Give only the number of lines in the records below that contain the word "your".

[Extracted records]
○ ○ ○ ○ ○ ○ ○

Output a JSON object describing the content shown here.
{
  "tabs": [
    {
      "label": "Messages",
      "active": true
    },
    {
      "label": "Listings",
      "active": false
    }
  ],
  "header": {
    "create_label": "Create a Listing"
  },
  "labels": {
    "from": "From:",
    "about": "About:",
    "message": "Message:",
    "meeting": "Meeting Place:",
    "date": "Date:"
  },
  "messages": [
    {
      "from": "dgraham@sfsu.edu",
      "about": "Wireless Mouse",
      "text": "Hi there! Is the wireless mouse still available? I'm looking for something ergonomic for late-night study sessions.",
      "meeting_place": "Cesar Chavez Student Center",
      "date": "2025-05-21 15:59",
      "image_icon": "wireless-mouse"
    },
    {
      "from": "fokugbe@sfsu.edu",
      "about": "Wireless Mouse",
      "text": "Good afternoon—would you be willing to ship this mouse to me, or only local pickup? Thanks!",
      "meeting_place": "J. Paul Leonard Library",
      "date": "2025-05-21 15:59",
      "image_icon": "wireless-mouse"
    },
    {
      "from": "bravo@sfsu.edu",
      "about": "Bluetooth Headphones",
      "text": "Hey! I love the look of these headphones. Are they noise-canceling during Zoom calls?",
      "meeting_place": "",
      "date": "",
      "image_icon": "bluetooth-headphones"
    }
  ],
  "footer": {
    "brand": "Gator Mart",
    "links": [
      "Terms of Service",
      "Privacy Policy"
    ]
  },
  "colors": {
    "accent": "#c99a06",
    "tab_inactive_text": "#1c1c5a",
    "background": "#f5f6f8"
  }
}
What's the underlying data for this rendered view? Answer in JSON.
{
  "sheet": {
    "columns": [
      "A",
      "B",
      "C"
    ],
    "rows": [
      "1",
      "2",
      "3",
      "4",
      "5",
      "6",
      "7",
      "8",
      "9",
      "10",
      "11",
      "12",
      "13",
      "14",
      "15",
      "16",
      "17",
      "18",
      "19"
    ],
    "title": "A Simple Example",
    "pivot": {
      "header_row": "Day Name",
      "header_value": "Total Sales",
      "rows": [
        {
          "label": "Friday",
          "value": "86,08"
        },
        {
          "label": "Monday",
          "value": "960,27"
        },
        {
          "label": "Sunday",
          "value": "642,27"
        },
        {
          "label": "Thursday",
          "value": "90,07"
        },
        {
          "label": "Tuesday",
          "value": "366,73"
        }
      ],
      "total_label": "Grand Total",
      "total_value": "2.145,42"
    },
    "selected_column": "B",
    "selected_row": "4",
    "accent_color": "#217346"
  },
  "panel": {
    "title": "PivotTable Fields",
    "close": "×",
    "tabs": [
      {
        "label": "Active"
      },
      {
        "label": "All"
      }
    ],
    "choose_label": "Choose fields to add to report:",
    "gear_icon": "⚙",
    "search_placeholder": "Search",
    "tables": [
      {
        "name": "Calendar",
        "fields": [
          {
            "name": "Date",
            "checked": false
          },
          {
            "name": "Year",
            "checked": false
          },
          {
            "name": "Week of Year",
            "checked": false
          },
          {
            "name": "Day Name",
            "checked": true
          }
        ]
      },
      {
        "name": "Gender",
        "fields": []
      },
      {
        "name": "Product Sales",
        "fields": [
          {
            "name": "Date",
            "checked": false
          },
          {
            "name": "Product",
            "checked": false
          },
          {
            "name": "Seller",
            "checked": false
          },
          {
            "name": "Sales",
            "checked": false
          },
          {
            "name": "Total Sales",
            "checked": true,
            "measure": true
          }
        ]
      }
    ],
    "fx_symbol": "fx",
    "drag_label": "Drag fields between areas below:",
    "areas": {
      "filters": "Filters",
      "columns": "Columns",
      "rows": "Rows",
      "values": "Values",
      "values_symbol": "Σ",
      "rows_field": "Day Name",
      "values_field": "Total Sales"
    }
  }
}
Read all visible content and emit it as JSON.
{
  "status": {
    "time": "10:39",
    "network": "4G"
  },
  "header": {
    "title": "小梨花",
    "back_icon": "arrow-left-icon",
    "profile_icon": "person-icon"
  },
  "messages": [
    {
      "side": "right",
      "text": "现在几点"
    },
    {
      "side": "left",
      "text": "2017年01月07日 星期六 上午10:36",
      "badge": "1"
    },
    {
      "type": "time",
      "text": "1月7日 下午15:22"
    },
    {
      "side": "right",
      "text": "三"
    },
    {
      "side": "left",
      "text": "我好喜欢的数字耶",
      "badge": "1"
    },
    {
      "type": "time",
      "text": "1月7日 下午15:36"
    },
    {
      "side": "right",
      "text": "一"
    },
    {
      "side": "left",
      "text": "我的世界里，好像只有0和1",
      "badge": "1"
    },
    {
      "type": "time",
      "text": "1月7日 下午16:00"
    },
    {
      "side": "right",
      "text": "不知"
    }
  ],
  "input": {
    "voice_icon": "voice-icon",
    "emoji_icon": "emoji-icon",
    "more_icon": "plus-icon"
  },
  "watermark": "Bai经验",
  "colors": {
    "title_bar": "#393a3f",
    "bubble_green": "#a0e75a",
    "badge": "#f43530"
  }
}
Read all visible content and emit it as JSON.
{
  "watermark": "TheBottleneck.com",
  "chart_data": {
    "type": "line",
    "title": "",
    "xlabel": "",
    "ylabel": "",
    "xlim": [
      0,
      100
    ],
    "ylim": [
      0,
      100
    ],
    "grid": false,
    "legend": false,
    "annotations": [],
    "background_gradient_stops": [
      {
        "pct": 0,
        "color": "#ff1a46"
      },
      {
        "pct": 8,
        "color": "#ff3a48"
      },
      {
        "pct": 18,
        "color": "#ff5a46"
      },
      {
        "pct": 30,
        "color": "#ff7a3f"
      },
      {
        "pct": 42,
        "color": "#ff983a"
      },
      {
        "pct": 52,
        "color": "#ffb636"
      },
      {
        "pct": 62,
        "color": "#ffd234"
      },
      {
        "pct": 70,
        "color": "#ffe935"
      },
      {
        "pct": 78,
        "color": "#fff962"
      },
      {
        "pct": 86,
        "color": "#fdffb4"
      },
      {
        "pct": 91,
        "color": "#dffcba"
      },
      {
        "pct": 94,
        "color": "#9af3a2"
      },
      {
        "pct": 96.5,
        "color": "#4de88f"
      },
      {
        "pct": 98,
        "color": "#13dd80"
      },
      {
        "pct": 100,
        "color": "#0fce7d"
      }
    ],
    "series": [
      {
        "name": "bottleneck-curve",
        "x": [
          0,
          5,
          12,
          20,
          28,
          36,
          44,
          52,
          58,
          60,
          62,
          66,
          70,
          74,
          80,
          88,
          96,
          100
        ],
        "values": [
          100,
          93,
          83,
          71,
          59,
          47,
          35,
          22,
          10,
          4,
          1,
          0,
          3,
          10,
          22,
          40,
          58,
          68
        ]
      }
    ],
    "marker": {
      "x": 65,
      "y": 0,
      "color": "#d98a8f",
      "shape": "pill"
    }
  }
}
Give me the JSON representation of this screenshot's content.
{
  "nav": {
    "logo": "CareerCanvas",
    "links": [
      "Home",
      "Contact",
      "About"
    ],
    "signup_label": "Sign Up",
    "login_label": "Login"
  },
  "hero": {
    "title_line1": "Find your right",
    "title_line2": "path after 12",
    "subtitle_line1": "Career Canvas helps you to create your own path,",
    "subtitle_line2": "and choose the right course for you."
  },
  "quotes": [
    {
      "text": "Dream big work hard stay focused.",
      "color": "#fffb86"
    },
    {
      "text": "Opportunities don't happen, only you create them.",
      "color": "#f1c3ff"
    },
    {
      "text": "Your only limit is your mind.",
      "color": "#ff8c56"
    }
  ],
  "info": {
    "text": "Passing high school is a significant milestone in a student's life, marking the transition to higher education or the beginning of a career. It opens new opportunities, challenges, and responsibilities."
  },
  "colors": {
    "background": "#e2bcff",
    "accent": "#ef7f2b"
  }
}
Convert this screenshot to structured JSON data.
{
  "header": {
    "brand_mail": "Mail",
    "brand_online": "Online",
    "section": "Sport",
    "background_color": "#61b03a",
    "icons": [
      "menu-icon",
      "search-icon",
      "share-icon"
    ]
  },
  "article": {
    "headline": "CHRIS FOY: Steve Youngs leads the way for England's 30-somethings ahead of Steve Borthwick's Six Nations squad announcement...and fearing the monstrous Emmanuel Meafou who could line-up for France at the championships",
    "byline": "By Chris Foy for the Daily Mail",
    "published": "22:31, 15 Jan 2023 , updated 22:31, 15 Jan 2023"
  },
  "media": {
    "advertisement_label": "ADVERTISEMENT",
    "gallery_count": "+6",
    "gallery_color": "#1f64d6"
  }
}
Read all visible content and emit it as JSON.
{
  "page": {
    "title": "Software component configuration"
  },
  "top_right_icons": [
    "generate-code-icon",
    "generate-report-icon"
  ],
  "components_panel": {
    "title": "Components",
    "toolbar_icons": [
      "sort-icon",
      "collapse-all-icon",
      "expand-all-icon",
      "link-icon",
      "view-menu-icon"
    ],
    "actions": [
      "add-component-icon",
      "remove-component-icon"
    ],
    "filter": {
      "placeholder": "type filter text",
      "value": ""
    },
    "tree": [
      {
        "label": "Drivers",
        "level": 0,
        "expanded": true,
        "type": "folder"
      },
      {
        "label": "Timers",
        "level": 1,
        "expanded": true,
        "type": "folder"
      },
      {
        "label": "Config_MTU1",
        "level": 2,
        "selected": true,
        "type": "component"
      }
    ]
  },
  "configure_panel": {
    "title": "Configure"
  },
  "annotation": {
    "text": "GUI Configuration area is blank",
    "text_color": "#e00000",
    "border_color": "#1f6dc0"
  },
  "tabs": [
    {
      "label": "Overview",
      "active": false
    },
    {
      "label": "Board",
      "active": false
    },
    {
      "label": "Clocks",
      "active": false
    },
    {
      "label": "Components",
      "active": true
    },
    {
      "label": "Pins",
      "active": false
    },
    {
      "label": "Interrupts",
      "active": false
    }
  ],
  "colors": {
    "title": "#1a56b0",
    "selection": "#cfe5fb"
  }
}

○ ○ ○ ○ ○ ○ ○

__Answer for the task__. 3